Aim - For every line in the data below that contains "subtitle", copy the line.

Data extracted from a collection:
■ ■ ■
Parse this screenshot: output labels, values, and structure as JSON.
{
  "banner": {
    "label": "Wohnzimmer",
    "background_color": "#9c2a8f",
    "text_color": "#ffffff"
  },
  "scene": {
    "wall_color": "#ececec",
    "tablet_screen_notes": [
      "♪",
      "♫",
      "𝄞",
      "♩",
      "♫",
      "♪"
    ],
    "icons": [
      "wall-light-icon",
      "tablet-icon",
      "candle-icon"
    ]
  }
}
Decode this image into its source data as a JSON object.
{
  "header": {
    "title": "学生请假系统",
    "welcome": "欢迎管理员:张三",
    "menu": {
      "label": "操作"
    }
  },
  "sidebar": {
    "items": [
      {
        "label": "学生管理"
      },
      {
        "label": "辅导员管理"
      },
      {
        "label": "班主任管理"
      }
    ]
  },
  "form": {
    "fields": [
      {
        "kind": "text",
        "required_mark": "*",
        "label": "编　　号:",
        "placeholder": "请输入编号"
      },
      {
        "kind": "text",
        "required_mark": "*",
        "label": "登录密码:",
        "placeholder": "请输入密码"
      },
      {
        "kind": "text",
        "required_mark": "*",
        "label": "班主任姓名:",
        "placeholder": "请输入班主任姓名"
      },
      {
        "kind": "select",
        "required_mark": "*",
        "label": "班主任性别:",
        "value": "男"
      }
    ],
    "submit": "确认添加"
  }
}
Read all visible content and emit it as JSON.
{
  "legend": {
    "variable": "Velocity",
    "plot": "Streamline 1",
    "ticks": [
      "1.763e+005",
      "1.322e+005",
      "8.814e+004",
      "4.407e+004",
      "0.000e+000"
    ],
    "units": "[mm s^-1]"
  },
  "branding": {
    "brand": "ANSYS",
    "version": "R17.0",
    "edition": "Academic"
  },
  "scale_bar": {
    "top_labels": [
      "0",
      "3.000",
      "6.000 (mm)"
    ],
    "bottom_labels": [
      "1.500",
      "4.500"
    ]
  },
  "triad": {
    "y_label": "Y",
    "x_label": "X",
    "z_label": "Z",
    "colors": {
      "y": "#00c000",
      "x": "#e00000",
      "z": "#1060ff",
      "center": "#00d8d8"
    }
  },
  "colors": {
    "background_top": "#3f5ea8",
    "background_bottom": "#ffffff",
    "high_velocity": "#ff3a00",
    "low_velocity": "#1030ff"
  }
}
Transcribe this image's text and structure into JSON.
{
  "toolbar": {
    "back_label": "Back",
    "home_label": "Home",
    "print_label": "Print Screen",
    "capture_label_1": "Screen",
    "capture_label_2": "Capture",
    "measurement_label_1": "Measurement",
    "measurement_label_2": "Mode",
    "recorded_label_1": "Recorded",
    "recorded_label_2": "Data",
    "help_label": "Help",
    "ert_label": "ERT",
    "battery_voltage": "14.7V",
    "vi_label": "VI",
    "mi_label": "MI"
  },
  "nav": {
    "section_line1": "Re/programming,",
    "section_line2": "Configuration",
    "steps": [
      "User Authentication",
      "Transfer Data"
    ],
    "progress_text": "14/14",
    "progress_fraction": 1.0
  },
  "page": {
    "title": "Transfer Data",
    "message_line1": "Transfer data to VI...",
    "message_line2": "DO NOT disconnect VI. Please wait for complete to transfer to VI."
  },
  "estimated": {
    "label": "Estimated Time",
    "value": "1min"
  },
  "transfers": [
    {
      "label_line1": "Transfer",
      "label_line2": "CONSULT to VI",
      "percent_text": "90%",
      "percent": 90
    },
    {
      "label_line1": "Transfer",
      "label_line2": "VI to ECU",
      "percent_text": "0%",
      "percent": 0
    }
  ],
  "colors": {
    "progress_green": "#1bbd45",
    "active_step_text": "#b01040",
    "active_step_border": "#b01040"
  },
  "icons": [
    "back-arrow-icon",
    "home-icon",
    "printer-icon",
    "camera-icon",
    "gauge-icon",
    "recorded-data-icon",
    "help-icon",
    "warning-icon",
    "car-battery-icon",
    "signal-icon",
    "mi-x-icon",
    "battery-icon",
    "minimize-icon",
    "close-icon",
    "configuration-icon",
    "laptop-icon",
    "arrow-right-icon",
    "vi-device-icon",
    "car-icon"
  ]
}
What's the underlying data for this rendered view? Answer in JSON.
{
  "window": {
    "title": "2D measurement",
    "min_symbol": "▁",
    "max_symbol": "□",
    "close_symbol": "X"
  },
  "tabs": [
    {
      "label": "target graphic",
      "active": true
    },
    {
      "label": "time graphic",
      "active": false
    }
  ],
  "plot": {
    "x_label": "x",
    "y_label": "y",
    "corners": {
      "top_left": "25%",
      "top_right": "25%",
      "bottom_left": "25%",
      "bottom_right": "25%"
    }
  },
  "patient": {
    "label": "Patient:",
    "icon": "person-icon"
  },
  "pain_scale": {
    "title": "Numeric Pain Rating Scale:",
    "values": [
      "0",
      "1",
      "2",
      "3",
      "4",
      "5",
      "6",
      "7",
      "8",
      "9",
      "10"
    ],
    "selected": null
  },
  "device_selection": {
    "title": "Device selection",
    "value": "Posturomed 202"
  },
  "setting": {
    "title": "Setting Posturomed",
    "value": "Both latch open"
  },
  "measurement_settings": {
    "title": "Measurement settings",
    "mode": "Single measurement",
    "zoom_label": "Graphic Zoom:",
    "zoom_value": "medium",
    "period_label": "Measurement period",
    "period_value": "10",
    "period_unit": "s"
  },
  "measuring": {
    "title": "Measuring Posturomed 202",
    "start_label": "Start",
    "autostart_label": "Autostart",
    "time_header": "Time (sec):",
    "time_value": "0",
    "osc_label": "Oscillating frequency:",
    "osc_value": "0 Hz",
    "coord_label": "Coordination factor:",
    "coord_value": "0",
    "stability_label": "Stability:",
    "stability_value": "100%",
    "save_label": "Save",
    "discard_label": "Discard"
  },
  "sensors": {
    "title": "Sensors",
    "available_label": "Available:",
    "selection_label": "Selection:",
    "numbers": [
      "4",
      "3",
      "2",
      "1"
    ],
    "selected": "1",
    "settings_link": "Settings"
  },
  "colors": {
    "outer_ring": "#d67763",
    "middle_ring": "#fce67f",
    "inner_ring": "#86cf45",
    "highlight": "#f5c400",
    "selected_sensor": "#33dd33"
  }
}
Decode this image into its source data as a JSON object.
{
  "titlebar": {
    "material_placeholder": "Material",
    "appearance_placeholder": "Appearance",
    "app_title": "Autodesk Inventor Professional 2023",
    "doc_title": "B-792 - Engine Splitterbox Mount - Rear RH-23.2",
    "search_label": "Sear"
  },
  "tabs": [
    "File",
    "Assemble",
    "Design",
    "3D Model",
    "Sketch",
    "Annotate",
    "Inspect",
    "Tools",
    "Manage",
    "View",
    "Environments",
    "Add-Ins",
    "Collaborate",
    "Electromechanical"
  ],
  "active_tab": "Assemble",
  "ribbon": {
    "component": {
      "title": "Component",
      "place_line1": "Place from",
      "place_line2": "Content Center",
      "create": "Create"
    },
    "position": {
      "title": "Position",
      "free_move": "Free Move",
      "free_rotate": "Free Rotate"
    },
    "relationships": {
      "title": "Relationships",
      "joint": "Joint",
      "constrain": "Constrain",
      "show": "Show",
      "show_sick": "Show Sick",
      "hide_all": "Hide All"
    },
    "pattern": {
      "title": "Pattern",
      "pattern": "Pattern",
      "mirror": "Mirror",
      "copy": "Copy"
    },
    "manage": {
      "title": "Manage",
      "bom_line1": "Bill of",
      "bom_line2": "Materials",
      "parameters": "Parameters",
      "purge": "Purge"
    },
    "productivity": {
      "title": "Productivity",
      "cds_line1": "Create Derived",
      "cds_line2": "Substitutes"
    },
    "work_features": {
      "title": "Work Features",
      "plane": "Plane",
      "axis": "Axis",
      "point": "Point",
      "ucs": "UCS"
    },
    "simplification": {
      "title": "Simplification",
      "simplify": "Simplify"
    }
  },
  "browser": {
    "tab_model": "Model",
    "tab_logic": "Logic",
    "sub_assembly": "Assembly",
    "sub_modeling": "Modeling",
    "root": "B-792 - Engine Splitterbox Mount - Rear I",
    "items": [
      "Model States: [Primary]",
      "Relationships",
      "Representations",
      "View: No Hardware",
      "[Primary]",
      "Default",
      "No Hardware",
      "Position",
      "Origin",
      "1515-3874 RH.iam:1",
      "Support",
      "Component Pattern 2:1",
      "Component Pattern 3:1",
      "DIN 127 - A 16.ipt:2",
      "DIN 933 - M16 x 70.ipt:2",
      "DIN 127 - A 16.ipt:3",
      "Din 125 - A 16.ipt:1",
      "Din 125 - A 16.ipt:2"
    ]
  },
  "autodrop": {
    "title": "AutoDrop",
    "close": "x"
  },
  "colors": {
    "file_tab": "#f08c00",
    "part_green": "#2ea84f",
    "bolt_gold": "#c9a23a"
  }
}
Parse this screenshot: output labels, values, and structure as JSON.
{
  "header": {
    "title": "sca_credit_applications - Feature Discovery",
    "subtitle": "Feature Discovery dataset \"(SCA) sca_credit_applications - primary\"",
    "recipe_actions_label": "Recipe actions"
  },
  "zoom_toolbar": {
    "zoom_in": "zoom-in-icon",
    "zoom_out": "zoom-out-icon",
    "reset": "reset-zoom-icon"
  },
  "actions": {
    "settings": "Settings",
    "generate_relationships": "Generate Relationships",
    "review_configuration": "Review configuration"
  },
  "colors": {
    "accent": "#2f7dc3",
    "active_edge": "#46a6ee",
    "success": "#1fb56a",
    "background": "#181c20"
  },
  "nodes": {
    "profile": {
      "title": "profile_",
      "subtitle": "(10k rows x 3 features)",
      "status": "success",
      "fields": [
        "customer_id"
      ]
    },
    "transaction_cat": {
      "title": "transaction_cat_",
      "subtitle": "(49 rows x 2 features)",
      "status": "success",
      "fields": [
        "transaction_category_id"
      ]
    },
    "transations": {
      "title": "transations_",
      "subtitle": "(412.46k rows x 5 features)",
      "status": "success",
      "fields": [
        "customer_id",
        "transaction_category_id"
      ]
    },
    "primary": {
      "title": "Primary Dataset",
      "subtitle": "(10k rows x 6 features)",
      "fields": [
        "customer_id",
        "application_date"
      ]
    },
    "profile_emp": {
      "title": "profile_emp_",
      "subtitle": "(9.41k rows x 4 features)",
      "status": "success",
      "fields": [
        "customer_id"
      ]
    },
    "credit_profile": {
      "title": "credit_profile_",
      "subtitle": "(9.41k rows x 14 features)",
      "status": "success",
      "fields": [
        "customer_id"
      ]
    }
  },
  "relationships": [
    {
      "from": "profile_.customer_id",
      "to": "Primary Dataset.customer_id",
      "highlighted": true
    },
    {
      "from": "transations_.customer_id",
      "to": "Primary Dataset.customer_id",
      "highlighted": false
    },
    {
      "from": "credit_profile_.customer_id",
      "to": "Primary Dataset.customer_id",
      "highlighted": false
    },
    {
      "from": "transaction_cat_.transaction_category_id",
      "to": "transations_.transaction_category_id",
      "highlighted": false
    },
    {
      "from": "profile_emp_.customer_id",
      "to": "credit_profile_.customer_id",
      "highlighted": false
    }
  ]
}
■ ■ ■
Written response -
    "subtitle": "Feature Discovery dataset \"(SCA) sca_credit_applications - primary\"",
      "subtitle": "(10k rows x 3 features)",
      "subtitle": "(49 rows x 2 features)",
      "subtitle": "(412.46k rows x 5 features)",
      "subtitle": "(10k rows x 6 features)",
      "subtitle": "(9.41k rows x 4 features)",
      "subtitle": "(9.41k rows x 14 features)",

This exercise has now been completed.